• **PROBLEM**
Using the listing below, please gather every line containing the word "デバイスのパフォーマンスと正常性".

• **RECORDS FOR THE TASK**
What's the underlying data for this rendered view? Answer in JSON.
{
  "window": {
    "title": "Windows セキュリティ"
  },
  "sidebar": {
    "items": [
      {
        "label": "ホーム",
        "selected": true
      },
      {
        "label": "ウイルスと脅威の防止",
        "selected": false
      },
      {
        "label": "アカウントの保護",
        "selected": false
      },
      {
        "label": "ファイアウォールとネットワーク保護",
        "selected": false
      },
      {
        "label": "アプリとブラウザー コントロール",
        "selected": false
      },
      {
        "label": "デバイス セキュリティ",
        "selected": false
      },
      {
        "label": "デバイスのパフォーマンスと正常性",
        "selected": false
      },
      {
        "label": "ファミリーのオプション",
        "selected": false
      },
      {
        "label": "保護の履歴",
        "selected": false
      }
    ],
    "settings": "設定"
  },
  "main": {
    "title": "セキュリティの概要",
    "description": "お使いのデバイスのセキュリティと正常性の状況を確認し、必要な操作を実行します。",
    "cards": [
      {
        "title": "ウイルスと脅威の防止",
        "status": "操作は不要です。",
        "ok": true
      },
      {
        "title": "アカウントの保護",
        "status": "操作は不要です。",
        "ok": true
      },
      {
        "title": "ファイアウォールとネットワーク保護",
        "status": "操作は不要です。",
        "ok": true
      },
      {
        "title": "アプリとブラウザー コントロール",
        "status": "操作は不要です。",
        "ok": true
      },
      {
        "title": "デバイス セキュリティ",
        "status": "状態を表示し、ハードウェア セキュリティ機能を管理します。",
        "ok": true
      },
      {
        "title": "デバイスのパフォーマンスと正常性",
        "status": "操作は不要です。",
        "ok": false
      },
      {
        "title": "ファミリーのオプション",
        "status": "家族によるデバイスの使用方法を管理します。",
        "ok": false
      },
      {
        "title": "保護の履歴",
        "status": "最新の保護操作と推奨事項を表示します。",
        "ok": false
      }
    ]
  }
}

==

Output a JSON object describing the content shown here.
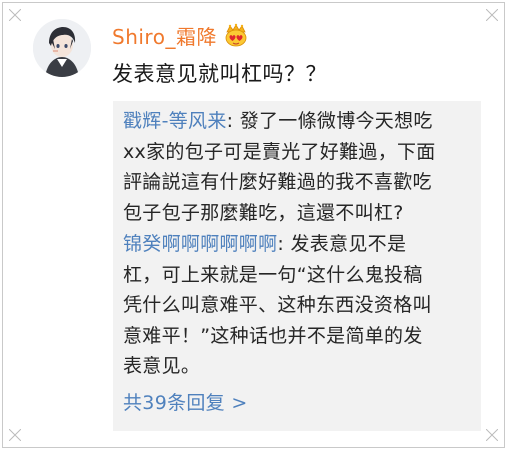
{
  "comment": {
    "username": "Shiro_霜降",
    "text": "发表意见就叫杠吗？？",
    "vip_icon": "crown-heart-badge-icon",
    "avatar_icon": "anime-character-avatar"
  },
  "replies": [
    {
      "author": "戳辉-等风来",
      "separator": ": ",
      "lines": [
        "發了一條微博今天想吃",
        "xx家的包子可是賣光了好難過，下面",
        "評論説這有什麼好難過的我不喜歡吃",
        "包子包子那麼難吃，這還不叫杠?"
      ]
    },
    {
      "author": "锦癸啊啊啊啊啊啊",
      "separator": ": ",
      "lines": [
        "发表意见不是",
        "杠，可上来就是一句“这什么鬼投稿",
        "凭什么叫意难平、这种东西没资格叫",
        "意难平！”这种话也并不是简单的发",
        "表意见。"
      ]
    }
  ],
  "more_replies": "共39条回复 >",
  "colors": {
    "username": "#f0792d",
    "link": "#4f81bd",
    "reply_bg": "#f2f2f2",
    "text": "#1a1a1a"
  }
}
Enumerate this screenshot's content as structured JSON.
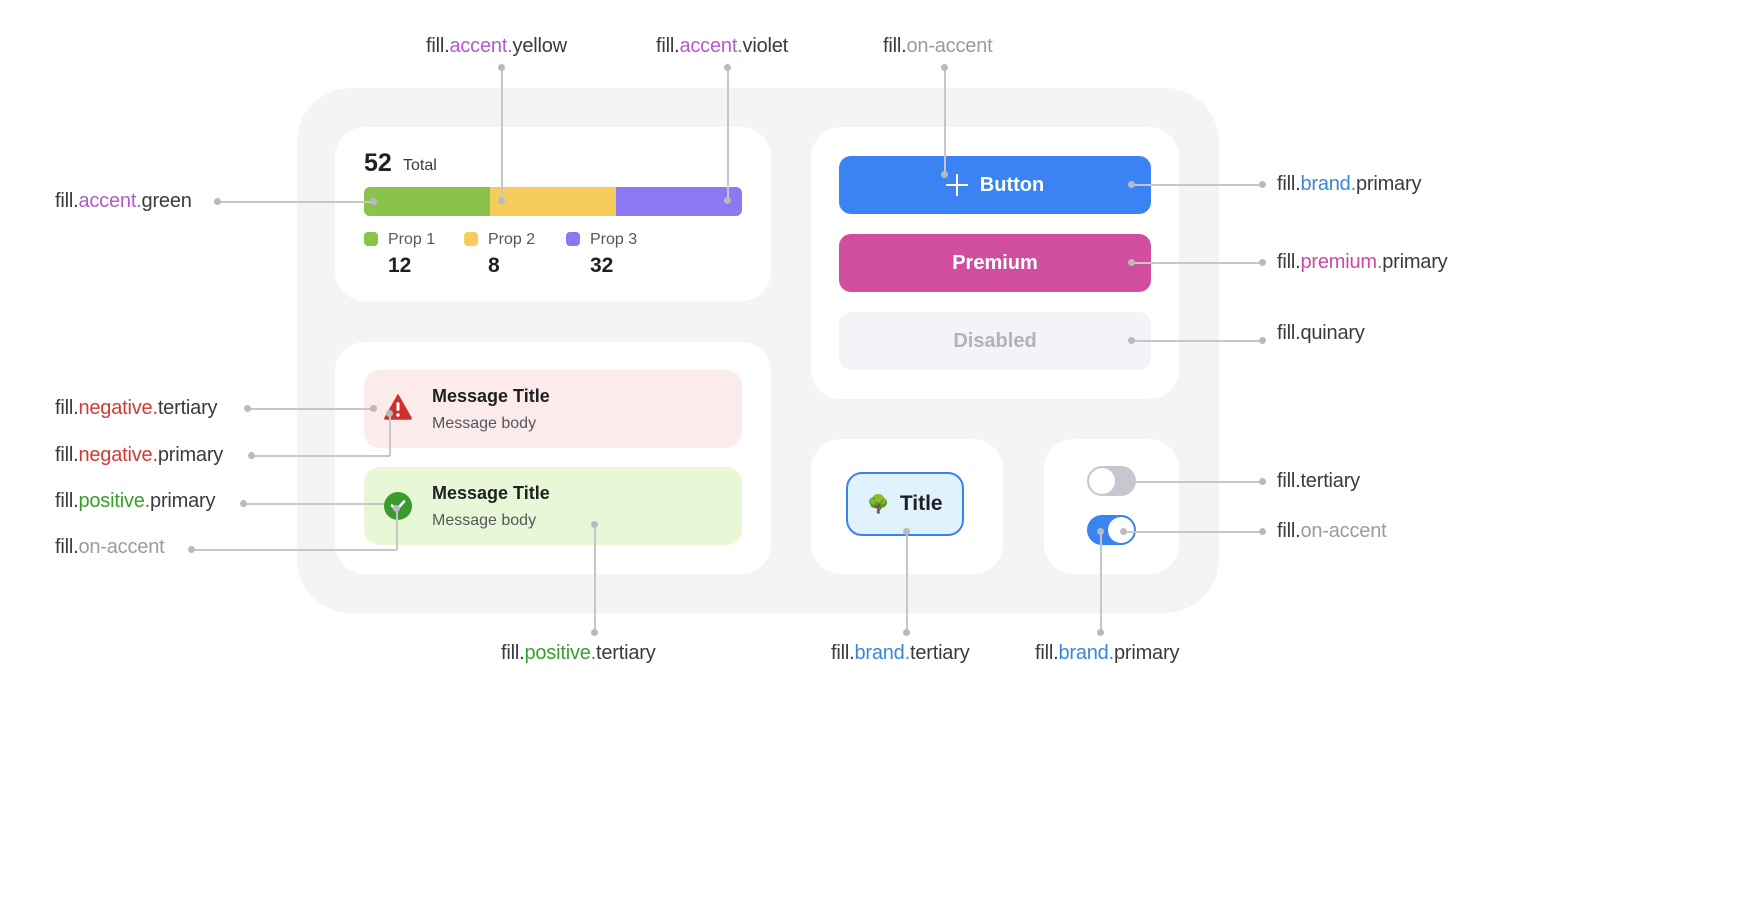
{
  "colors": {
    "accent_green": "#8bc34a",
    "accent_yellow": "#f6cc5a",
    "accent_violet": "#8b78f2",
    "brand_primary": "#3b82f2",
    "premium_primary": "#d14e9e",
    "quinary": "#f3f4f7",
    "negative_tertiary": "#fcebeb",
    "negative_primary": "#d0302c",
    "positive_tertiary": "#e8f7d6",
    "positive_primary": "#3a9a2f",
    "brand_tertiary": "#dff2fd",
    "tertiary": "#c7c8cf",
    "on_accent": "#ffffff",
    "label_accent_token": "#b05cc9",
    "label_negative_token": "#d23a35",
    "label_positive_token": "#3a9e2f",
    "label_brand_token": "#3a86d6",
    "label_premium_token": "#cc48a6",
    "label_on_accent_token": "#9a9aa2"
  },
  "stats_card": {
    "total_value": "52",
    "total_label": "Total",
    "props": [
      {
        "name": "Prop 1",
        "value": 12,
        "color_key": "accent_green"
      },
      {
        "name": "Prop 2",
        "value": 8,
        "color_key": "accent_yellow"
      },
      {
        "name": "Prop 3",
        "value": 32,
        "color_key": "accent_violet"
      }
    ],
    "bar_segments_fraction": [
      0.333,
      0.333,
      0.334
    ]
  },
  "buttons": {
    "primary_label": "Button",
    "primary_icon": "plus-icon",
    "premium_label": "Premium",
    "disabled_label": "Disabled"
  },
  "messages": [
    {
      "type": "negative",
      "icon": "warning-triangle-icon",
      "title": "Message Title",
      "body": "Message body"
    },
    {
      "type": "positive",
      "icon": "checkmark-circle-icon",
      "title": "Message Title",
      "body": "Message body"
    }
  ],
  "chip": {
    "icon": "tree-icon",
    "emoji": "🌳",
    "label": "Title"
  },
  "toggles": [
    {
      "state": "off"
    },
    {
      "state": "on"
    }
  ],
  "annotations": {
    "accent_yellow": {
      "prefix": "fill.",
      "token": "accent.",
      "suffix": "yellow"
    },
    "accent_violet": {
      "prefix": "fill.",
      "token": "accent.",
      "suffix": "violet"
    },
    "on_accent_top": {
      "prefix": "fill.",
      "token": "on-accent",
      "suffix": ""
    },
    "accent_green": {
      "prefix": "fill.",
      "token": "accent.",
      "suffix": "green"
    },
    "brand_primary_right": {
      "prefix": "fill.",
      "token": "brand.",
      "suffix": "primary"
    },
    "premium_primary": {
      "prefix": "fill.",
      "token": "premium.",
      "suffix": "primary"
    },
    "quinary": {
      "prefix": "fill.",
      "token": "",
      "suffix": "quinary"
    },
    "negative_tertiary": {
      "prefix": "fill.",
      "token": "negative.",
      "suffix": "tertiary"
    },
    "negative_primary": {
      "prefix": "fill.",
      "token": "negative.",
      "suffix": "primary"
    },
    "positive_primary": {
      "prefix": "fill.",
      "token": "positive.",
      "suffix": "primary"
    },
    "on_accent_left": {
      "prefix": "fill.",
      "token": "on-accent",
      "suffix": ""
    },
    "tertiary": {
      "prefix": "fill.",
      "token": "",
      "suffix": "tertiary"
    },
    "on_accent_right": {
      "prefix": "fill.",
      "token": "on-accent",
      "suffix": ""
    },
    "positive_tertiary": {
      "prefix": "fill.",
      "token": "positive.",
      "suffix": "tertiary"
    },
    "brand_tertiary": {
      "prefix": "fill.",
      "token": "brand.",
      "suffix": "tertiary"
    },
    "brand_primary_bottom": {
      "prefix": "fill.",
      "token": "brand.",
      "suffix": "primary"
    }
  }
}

• **WRITTEN SOLUTION**
        "label": "デバイスのパフォーマンスと正常性",
        "title": "デバイスのパフォーマンスと正常性",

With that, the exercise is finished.